### [The request]
Search the data below for the word "name" and copy each line that holds it.

### [Records supplied]
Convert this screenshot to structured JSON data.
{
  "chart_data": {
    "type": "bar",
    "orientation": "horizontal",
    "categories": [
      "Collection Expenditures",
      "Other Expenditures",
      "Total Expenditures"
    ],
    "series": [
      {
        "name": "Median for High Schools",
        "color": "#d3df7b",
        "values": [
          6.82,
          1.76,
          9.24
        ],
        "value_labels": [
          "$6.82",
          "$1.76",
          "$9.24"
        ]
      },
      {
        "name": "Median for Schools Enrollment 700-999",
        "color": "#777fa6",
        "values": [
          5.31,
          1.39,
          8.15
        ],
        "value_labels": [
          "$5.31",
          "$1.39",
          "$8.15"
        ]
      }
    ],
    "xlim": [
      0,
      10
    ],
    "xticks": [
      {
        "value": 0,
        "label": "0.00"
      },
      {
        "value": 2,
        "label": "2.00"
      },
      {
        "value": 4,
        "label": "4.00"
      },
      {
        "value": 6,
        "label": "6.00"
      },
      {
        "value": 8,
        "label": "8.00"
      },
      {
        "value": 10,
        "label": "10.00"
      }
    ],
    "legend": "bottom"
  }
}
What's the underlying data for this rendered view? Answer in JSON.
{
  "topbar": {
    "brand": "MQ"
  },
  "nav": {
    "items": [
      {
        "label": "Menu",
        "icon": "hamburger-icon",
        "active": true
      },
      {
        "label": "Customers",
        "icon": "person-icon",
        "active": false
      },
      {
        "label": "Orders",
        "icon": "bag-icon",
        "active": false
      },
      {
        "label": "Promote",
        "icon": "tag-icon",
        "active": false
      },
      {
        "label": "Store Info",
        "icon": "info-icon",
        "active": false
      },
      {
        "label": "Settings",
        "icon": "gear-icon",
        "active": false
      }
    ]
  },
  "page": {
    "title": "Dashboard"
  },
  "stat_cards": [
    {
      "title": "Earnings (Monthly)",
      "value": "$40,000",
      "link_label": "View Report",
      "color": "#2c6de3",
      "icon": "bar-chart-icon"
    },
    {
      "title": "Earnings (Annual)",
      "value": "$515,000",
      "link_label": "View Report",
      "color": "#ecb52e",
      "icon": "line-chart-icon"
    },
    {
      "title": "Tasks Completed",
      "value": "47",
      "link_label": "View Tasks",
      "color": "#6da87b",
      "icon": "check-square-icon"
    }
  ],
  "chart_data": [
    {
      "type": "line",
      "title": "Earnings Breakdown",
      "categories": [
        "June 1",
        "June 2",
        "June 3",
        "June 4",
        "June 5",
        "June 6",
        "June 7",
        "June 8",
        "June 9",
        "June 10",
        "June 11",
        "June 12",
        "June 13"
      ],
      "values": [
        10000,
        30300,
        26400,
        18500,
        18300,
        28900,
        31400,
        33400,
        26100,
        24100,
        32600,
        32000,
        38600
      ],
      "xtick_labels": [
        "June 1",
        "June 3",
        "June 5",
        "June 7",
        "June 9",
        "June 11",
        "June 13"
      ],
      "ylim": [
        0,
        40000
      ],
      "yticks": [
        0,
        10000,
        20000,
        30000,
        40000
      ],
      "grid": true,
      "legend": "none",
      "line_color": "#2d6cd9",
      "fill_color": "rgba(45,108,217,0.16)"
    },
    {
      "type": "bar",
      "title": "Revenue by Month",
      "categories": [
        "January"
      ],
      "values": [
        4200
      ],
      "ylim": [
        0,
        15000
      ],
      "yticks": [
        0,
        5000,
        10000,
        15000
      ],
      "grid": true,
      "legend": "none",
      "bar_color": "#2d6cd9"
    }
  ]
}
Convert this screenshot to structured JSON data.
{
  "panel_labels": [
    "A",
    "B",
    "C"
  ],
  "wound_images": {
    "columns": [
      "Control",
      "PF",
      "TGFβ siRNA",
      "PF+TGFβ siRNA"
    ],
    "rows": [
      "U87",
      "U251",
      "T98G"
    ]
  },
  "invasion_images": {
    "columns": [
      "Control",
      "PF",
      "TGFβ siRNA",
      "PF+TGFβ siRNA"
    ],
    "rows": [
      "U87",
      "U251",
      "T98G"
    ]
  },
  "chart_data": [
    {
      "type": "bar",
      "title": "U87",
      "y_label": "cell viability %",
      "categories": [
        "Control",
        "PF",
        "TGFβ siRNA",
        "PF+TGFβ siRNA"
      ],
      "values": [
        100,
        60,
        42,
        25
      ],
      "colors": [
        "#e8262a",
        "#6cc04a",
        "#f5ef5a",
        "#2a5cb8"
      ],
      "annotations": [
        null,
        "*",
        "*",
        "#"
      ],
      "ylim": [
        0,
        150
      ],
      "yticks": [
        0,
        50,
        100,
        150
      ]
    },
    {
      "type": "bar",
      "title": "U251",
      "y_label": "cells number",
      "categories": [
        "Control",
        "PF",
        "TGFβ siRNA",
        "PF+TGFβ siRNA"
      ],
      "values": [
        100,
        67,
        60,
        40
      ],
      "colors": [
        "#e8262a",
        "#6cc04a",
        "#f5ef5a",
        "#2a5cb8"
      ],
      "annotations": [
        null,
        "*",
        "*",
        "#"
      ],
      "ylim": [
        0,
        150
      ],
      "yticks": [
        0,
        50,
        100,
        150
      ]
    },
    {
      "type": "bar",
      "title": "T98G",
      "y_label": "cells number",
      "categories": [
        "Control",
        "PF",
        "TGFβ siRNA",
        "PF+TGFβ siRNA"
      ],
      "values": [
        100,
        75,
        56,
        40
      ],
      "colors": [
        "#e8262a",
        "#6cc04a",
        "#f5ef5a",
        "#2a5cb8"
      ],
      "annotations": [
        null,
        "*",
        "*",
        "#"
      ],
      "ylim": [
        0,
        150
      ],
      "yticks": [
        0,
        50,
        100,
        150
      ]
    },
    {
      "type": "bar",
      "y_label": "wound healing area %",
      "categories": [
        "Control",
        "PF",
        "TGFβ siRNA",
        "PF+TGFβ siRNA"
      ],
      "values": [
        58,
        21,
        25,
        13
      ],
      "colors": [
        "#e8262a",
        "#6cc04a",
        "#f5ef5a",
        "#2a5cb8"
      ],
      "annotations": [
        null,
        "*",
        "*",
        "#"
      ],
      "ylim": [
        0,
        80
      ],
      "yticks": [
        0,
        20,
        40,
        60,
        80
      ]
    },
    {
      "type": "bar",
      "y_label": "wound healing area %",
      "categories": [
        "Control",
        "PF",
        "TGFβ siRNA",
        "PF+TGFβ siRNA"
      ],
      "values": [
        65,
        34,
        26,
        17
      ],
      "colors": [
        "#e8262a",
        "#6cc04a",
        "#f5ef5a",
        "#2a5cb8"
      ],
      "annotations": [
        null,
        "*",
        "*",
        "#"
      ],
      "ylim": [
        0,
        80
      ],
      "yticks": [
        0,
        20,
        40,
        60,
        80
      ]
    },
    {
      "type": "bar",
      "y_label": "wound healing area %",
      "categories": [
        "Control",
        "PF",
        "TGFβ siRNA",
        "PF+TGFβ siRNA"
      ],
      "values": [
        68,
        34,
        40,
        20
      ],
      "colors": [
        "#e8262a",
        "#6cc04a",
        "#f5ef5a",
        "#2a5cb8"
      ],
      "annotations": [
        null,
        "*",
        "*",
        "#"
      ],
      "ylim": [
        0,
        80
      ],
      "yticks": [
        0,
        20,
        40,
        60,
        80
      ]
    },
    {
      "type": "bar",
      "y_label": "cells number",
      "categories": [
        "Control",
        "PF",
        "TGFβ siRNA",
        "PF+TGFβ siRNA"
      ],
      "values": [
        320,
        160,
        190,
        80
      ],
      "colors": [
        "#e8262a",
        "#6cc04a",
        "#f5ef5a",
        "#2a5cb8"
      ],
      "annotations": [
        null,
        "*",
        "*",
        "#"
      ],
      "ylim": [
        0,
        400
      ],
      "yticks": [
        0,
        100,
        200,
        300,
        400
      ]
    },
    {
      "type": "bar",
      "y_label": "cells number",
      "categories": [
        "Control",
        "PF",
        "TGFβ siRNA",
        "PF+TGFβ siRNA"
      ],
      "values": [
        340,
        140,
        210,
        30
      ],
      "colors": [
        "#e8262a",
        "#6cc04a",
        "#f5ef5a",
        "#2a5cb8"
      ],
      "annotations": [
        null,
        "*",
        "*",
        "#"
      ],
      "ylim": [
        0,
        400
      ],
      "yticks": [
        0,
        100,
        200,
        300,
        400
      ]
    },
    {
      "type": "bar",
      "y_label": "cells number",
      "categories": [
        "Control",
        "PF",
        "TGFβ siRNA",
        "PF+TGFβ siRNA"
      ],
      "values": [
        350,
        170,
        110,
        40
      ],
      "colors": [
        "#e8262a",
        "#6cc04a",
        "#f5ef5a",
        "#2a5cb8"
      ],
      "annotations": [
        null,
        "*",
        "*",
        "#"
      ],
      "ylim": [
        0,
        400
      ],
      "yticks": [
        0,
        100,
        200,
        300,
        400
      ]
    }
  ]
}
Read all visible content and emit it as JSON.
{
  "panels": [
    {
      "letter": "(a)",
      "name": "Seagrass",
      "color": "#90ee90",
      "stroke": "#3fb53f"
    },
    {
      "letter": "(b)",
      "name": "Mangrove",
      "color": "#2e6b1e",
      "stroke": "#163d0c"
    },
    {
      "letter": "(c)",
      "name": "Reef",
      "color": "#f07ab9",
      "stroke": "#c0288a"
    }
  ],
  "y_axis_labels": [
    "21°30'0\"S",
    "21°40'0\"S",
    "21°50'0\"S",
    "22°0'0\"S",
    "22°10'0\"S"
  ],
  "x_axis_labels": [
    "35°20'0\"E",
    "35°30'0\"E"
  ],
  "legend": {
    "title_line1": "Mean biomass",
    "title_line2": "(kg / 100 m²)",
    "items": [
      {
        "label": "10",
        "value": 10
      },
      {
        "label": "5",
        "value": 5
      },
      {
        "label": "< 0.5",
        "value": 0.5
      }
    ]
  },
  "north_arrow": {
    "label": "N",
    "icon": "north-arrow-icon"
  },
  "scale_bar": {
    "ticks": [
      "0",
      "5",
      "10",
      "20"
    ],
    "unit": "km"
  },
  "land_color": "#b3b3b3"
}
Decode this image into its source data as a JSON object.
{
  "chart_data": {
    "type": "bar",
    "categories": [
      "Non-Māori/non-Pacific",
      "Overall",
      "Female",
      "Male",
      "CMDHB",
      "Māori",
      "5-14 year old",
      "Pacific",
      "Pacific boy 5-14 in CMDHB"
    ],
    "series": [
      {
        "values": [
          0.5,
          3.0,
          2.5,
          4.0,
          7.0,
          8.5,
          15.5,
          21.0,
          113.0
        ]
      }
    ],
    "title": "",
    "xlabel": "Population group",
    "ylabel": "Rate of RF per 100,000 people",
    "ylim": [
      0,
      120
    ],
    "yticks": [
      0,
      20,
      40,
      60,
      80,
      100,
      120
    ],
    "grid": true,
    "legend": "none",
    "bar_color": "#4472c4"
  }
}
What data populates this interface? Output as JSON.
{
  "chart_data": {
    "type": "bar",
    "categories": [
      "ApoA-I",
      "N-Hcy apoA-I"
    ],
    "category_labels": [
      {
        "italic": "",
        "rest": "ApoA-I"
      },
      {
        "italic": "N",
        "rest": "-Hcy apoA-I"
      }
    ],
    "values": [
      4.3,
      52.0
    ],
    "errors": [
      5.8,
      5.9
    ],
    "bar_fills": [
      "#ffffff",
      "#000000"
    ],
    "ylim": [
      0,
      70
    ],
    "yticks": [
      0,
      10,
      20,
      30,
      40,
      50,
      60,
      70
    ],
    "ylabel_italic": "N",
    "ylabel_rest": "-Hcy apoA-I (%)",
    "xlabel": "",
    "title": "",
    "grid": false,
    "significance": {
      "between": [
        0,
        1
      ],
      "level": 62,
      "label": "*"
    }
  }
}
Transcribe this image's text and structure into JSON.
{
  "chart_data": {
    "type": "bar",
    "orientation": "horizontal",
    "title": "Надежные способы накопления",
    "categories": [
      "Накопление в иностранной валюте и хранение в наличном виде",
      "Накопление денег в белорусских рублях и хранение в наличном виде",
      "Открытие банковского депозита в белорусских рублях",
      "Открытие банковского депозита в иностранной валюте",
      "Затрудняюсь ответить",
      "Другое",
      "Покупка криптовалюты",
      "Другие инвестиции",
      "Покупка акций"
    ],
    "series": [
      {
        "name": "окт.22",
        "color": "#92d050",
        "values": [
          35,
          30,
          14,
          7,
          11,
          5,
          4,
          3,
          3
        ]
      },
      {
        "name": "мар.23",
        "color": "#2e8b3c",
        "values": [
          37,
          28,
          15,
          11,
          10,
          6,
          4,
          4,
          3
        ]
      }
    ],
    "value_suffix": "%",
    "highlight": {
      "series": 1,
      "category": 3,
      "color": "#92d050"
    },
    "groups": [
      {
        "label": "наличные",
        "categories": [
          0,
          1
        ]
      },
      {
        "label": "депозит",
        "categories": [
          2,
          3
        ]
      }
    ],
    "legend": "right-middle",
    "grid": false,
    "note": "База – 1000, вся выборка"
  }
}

### [Response for this exercise]
        "name": "Median for High Schools",
        "name": "Median for Schools Enrollment 700-999",
      "name": "Seagrass",
      "name": "Mangrove",
      "name": "Reef",
        "name": "окт.22",
        "name": "мар.23",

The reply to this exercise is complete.